- _WHAT YOU SHOULD DO_:
What follows are records. Restate all of them word for word.

* * * * * * * * *

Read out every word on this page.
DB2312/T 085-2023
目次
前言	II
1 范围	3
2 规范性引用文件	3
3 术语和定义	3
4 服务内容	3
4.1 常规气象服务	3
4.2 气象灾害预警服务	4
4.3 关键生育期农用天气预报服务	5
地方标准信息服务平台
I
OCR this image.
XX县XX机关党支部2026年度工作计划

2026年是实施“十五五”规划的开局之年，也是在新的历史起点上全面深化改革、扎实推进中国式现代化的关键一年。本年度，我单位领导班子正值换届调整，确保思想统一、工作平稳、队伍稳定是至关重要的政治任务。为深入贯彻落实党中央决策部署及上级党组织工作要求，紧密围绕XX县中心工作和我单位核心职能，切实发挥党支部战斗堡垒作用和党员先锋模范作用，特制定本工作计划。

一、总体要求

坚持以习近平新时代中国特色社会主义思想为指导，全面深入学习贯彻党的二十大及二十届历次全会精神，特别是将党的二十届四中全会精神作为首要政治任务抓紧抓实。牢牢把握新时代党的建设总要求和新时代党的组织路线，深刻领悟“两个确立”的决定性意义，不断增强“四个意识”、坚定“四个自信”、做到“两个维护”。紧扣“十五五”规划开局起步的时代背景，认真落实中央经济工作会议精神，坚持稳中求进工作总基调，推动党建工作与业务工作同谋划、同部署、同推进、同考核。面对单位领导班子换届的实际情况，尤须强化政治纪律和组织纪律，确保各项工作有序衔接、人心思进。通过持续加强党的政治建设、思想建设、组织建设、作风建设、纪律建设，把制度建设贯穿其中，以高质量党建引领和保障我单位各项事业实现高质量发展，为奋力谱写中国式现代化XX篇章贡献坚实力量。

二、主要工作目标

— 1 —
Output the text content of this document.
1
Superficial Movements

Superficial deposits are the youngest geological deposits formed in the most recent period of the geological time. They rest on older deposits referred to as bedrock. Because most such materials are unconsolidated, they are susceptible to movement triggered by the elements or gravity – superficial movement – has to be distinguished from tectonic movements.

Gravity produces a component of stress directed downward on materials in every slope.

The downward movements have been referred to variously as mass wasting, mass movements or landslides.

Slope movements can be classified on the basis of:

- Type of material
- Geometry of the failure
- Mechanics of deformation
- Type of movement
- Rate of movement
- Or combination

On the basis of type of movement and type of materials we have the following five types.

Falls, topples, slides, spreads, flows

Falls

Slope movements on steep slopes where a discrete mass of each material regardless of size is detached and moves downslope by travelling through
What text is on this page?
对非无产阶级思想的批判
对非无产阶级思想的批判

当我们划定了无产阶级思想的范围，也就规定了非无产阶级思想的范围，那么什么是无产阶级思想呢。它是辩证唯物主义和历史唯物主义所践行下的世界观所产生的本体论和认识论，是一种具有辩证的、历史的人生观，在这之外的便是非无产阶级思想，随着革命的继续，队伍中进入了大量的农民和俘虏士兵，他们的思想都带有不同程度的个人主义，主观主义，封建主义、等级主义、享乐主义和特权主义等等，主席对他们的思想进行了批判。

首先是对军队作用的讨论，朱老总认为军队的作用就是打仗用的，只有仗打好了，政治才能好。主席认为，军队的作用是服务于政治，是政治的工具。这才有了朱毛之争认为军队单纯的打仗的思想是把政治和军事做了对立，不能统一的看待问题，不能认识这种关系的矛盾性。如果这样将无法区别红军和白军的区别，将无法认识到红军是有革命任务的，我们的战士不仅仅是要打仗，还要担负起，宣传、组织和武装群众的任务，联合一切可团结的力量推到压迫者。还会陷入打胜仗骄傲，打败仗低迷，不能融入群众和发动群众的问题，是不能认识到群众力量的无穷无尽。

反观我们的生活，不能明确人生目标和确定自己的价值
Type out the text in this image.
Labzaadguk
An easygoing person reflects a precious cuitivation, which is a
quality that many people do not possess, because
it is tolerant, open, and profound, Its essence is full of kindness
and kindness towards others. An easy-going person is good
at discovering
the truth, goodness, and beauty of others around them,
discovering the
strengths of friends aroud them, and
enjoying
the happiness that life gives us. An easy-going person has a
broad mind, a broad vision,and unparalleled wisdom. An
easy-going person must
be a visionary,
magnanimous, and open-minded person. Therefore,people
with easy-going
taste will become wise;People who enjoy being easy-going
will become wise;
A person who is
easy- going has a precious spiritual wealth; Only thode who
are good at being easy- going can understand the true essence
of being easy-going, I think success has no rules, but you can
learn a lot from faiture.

* * * * * * * * *

- _RESPONSE TO THIS EXERCISE_:
Read out every word on this page.
DB2312/T 085-2023
目次
前言	II
1 范围	3
2 规范性引用文件	3
3 术语和定义	3
4 服务内容	3
4.1 常规气象服务	3
4.2 气象灾害预警服务	4
4.3 关键生育期农用天气预报服务	5
地方标准信息服务平台
I
OCR this image.
XX县XX机关党支部2026年度工作计划

2026年是实施“十五五”规划的开局之年，也是在新的历史起点上全面深化改革、扎实推进中国式现代化的关键一年。本年度，我单位领导班子正值换届调整，确保思想统一、工作平稳、队伍稳定是至关重要的政治任务。为深入贯彻落实党中央决策部署及上级党组织工作要求，紧密围绕XX县中心工作和我单位核心职能，切实发挥党支部战斗堡垒作用和党员先锋模范作用，特制定本工作计划。

一、总体要求

坚持以习近平新时代中国特色社会主义思想为指导，全面深入学习贯彻党的二十大及二十届历次全会精神，特别是将党的二十届四中全会精神作为首要政治任务抓紧抓实。牢牢把握新时代党的建设总要求和新时代党的组织路线，深刻领悟“两个确立”的决定性意义，不断增强“四个意识”、坚定“四个自信”、做到“两个维护”。紧扣“十五五”规划开局起步的时代背景，认真落实中央经济工作会议精神，坚持稳中求进工作总基调，推动党建工作与业务工作同谋划、同部署、同推进、同考核。面对单位领导班子换届的实际情况，尤须强化政治纪律和组织纪律，确保各项工作有序衔接、人心思进。通过持续加强党的政治建设、思想建设、组织建设、作风建设、纪律建设，把制度建设贯穿其中，以高质量党建引领和保障我单位各项事业实现高质量发展，为奋力谱写中国式现代化XX篇章贡献坚实力量。

二、主要工作目标

— 1 —
Output the text content of this document.
1
Superficial Movements

Superficial deposits are the youngest geological deposits formed in the most recent period of the geological time. They rest on older deposits referred to as bedrock. Because most such materials are unconsolidated, they are susceptible to movement triggered by the elements or gravity – superficial movement – has to be distinguished from tectonic movements.

Gravity produces a component of stress directed downward on materials in every slope.

The downward movements have been referred to variously as mass wasting, mass movements or landslides.

Slope movements can be classified on the basis of:

- Type of material
- Geometry of the failure
- Mechanics of deformation
- Type of movement
- Rate of movement
- Or combination

On the basis of type of movement and type of materials we have the following five types.

Falls, topples, slides, spreads, flows

Falls

Slope movements on steep slopes where a discrete mass of each material regardless of size is detached and moves downslope by travelling through
What text is on this page?
对非无产阶级思想的批判
对非无产阶级思想的批判

当我们划定了无产阶级思想的范围，也就规定了非无产阶级思想的范围，那么什么是无产阶级思想呢。它是辩证唯物主义和历史唯物主义所践行下的世界观所产生的本体论和认识论，是一种具有辩证的、历史的人生观，在这之外的便是非无产阶级思想，随着革命的继续，队伍中进入了大量的农民和俘虏士兵，他们的思想都带有不同程度的个人主义，主观主义，封建主义、等级主义、享乐主义和特权主义等等，主席对他们的思想进行了批判。

首先是对军队作用的讨论，朱老总认为军队的作用就是打仗用的，只有仗打好了，政治才能好。主席认为，军队的作用是服务于政治，是政治的工具。这才有了朱毛之争认为军队单纯的打仗的思想是把政治和军事做了对立，不能统一的看待问题，不能认识这种关系的矛盾性。如果这样将无法区别红军和白军的区别，将无法认识到红军是有革命任务的，我们的战士不仅仅是要打仗，还要担负起，宣传、组织和武装群众的任务，联合一切可团结的力量推到压迫者。还会陷入打胜仗骄傲，打败仗低迷，不能融入群众和发动群众的问题，是不能认识到群众力量的无穷无尽。

反观我们的生活，不能明确人生目标和确定自己的价值
Type out the text in this image.
Labzaadguk
An easygoing person reflects a precious cuitivation, which is a
quality that many people do not possess, because
it is tolerant, open, and profound, Its essence is full of kindness
and kindness towards others. An easy-going person is good
at discovering
the truth, goodness, and beauty of others around them,
discovering the
strengths of friends aroud them, and
enjoying
the happiness that life gives us. An easy-going person has a
broad mind, a broad vision,and unparalleled wisdom. An
easy-going person must
be a visionary,
magnanimous, and open-minded person. Therefore,people
with easy-going
taste will become wise;People who enjoy being easy-going
will become wise;
A person who is
easy- going has a precious spiritual wealth; Only thode who
are good at being easy- going can understand the true essence
of being easy-going, I think success has no rules, but you can
learn a lot from faiture.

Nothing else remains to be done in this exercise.